• [Requirement]
Quote the lines from the line holding "Convert this document image to plain text." to the very end of the listing, exactly, and no others.

** begin Records for this task **

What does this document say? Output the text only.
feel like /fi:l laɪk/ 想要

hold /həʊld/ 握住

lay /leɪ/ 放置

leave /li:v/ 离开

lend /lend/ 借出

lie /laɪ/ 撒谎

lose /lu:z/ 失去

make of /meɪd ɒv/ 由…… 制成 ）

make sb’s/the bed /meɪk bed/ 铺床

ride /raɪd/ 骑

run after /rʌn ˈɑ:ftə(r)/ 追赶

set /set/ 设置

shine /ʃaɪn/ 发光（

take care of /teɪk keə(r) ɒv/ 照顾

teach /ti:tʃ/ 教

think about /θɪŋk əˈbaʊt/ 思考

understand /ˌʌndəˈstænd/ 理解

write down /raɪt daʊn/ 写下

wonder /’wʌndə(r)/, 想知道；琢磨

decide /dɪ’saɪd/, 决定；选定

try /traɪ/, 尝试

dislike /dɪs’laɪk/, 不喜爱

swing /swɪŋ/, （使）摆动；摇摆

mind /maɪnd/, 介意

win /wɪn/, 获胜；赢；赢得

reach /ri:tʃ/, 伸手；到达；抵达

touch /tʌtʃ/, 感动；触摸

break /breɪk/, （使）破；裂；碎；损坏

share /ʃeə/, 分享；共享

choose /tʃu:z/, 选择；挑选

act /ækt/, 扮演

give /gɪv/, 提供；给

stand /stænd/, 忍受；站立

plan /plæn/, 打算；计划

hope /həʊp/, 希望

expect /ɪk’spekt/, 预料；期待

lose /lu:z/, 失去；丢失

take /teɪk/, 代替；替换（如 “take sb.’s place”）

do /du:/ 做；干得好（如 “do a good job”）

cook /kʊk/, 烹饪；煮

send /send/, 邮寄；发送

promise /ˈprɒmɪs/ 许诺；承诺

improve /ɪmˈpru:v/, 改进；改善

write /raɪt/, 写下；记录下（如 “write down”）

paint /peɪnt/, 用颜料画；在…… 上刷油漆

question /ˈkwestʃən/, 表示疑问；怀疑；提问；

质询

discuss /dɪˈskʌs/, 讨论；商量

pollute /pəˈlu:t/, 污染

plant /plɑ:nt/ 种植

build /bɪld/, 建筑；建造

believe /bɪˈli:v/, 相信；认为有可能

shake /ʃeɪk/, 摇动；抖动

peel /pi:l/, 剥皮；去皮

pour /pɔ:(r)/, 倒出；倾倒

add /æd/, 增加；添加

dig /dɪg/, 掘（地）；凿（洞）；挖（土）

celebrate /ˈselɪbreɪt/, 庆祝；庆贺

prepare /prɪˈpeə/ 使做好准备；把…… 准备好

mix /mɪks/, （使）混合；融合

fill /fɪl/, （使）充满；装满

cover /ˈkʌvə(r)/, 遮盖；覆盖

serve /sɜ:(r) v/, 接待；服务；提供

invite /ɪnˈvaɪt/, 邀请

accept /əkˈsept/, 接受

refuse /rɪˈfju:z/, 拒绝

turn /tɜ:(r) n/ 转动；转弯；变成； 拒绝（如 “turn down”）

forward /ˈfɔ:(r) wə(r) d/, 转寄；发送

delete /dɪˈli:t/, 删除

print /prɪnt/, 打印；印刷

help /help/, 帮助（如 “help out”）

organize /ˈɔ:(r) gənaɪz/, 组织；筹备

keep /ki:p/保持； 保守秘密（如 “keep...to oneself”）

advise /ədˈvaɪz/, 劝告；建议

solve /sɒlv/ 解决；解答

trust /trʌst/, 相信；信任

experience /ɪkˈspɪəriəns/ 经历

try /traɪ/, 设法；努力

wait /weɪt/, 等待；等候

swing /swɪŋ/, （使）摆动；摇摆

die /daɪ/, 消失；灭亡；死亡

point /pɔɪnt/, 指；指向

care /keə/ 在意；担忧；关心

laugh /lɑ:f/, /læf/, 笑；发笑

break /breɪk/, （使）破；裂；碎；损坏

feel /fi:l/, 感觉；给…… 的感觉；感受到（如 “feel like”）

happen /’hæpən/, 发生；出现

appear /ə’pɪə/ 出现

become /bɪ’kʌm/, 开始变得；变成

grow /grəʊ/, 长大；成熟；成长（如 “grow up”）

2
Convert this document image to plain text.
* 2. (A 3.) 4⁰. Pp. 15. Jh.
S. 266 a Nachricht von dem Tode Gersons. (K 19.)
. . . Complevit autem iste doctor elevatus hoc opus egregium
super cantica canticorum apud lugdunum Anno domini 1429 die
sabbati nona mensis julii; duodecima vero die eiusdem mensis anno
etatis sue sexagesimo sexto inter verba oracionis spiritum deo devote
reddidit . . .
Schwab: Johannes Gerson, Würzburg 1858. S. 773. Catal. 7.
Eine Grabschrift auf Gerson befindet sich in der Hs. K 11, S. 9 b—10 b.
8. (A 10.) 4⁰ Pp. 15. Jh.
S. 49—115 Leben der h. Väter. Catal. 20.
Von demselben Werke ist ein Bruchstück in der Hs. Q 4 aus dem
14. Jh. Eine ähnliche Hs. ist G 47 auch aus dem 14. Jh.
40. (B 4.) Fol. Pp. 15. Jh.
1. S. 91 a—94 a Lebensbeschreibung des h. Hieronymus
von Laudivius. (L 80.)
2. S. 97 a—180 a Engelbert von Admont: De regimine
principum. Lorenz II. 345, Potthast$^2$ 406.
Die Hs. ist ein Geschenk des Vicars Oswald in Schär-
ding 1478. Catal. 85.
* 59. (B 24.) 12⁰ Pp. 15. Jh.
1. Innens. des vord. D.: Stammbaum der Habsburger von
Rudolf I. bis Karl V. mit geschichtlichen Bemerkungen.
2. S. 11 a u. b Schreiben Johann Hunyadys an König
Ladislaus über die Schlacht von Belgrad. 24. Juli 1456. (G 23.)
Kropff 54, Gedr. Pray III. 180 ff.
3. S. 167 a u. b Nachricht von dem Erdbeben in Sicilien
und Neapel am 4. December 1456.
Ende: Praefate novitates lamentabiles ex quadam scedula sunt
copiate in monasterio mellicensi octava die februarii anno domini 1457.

** end Records for this task **

• [Worked answer]
Convert this document image to plain text.
* 2. (A 3.) 4⁰. Pp. 15. Jh.
S. 266 a Nachricht von dem Tode Gersons. (K 19.)
. . . Complevit autem iste doctor elevatus hoc opus egregium
super cantica canticorum apud lugdunum Anno domini 1429 die
sabbati nona mensis julii; duodecima vero die eiusdem mensis anno
etatis sue sexagesimo sexto inter verba oracionis spiritum deo devote
reddidit . . .
Schwab: Johannes Gerson, Würzburg 1858. S. 773. Catal. 7.
Eine Grabschrift auf Gerson befindet sich in der Hs. K 11, S. 9 b—10 b.
8. (A 10.) 4⁰ Pp. 15. Jh.
S. 49—115 Leben der h. Väter. Catal. 20.
Von demselben Werke ist ein Bruchstück in der Hs. Q 4 aus dem
14. Jh. Eine ähnliche Hs. ist G 47 auch aus dem 14. Jh.
40. (B 4.) Fol. Pp. 15. Jh.
1. S. 91 a—94 a Lebensbeschreibung des h. Hieronymus
von Laudivius. (L 80.)
2. S. 97 a—180 a Engelbert von Admont: De regimine
principum. Lorenz II. 345, Potthast$^2$ 406.
Die Hs. ist ein Geschenk des Vicars Oswald in Schär-
ding 1478. Catal. 85.
* 59. (B 24.) 12⁰ Pp. 15. Jh.
1. Innens. des vord. D.: Stammbaum der Habsburger von
Rudolf I. bis Karl V. mit geschichtlichen Bemerkungen.
2. S. 11 a u. b Schreiben Johann Hunyadys an König
Ladislaus über die Schlacht von Belgrad. 24. Juli 1456. (G 23.)
Kropff 54, Gedr. Pray III. 180 ff.
3. S. 167 a u. b Nachricht von dem Erdbeben in Sicilien
und Neapel am 4. December 1456.
Ende: Praefate novitates lamentabiles ex quadam scedula sunt
copiate in monasterio mellicensi octava die februarii anno domini 1457.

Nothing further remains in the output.